[BEGIN Data provided]

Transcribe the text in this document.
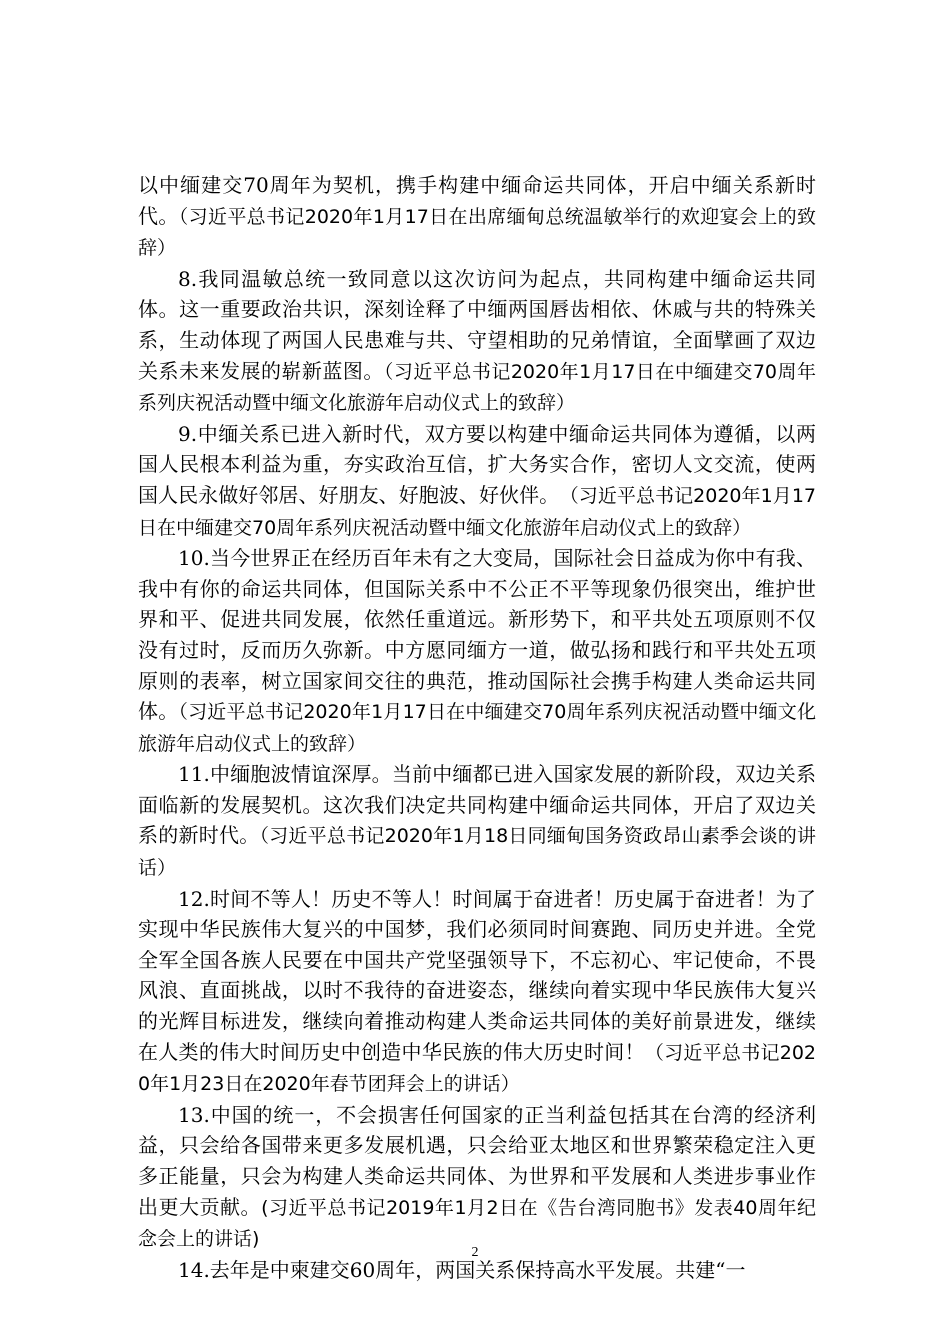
以中缅建交70周年为契机，携手构建中缅命运共同体，开启中缅关系新时代。（习近平总书记2020年1月17日在出席缅甸总统温敏举行的欢迎宴会上的致辞）

8.我同温敏总统一致同意以这次访问为起点，共同构建中缅命运共同体。这一重要政治共识，深刻诠释了中缅两国唇齿相依、休戚与共的特殊关系，生动体现了两国人民患难与共、守望相助的兄弟情谊，全面擘画了双边关系未来发展的崭新蓝图。（习近平总书记2020年1月17日在中缅建交70周年系列庆祝活动暨中缅文化旅游年启动仪式上的致辞）

9.中缅关系已进入新时代，双方要以构建中缅命运共同体为遵循，以两国人民根本利益为重，夯实政治互信，扩大务实合作，密切人文交流，使两国人民永做好邻居、好朋友、好胞波、好伙伴。　（习近平总书记2020年1月17日在中缅建交70周年系列庆祝活动暨中缅文化旅游年启动仪式上的致辞）

10.当今世界正在经历百年未有之大变局，国际社会日益成为你中有我、我中有你的命运共同体，但国际关系中不公正不平等现象仍很突出，维护世界和平、促进共同发展，依然任重道远。新形势下，和平共处五项原则不仅没有过时，反而历久弥新。中方愿同缅方一道，做弘扬和践行和平共处五项原则的表率，树立国家间交往的典范，推动国际社会携手构建人类命运共同体。（习近平总书记2020年1月17日在中缅建交70周年系列庆祝活动暨中缅文化旅游年启动仪式上的致辞）

11.中缅胞波情谊深厚。当前中缅都已进入国家发展的新阶段，双边关系面临新的发展契机。这次我们决定共同构建中缅命运共同体，开启了双边关系的新时代。（习近平总书记2020年1月18日同缅甸国务资政昂山素季会谈的讲话）

12.时间不等人！历史不等人！时间属于奋进者！历史属于奋进者！为了实现中华民族伟大复兴的中国梦，我们必须同时间赛跑、同历史并进。全党全军全国各族人民要在中国共产党坚强领导下，不忘初心、牢记使命，不畏风浪、直面挑战，以时不我待的奋进姿态，继续向着实现中华民族伟大复兴的光辉目标进发，继续向着推动构建人类命运共同体的美好前景进发，继续在人类的伟大时间历史中创造中华民族的伟大历史时间！（习近平总书记2020年1月23日在2020年春节团拜会上的讲话）

13.中国的统一，不会损害任何国家的正当利益包括其在台湾的经济利益，只会给各国带来更多发展机遇，只会给亚太地区和世界繁荣稳定注入更多正能量，只会为构建人类命运共同体、为世界和平发展和人类进步事业作出更大贡献。(习近平总书记2019年1月2日在《告台湾同胞书》发表40周年纪念会上的讲话)

14.去年是中柬建交60周年，两国关系保持高水平发展。共建“一

2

[END Data provided]

→ What you need to do
Copy each line exactly, and leave the pictures out of your copy.

→ Final result
Transcribe the text in this document.
以中缅建交70周年为契机，携手构建中缅命运共同体，开启中缅关系新时代。（习近平总书记2020年1月17日在出席缅甸总统温敏举行的欢迎宴会上的致辞）

8.我同温敏总统一致同意以这次访问为起点，共同构建中缅命运共同体。这一重要政治共识，深刻诠释了中缅两国唇齿相依、休戚与共的特殊关系，生动体现了两国人民患难与共、守望相助的兄弟情谊，全面擘画了双边关系未来发展的崭新蓝图。（习近平总书记2020年1月17日在中缅建交70周年系列庆祝活动暨中缅文化旅游年启动仪式上的致辞）

9.中缅关系已进入新时代，双方要以构建中缅命运共同体为遵循，以两国人民根本利益为重，夯实政治互信，扩大务实合作，密切人文交流，使两国人民永做好邻居、好朋友、好胞波、好伙伴。　（习近平总书记2020年1月17日在中缅建交70周年系列庆祝活动暨中缅文化旅游年启动仪式上的致辞）

10.当今世界正在经历百年未有之大变局，国际社会日益成为你中有我、我中有你的命运共同体，但国际关系中不公正不平等现象仍很突出，维护世界和平、促进共同发展，依然任重道远。新形势下，和平共处五项原则不仅没有过时，反而历久弥新。中方愿同缅方一道，做弘扬和践行和平共处五项原则的表率，树立国家间交往的典范，推动国际社会携手构建人类命运共同体。（习近平总书记2020年1月17日在中缅建交70周年系列庆祝活动暨中缅文化旅游年启动仪式上的致辞）

11.中缅胞波情谊深厚。当前中缅都已进入国家发展的新阶段，双边关系面临新的发展契机。这次我们决定共同构建中缅命运共同体，开启了双边关系的新时代。（习近平总书记2020年1月18日同缅甸国务资政昂山素季会谈的讲话）

12.时间不等人！历史不等人！时间属于奋进者！历史属于奋进者！为了实现中华民族伟大复兴的中国梦，我们必须同时间赛跑、同历史并进。全党全军全国各族人民要在中国共产党坚强领导下，不忘初心、牢记使命，不畏风浪、直面挑战，以时不我待的奋进姿态，继续向着实现中华民族伟大复兴的光辉目标进发，继续向着推动构建人类命运共同体的美好前景进发，继续在人类的伟大时间历史中创造中华民族的伟大历史时间！（习近平总书记2020年1月23日在2020年春节团拜会上的讲话）

13.中国的统一，不会损害任何国家的正当利益包括其在台湾的经济利益，只会给各国带来更多发展机遇，只会给亚太地区和世界繁荣稳定注入更多正能量，只会为构建人类命运共同体、为世界和平发展和人类进步事业作出更大贡献。(习近平总书记2019年1月2日在《告台湾同胞书》发表40周年纪念会上的讲话)

14.去年是中柬建交60周年，两国关系保持高水平发展。共建“一

2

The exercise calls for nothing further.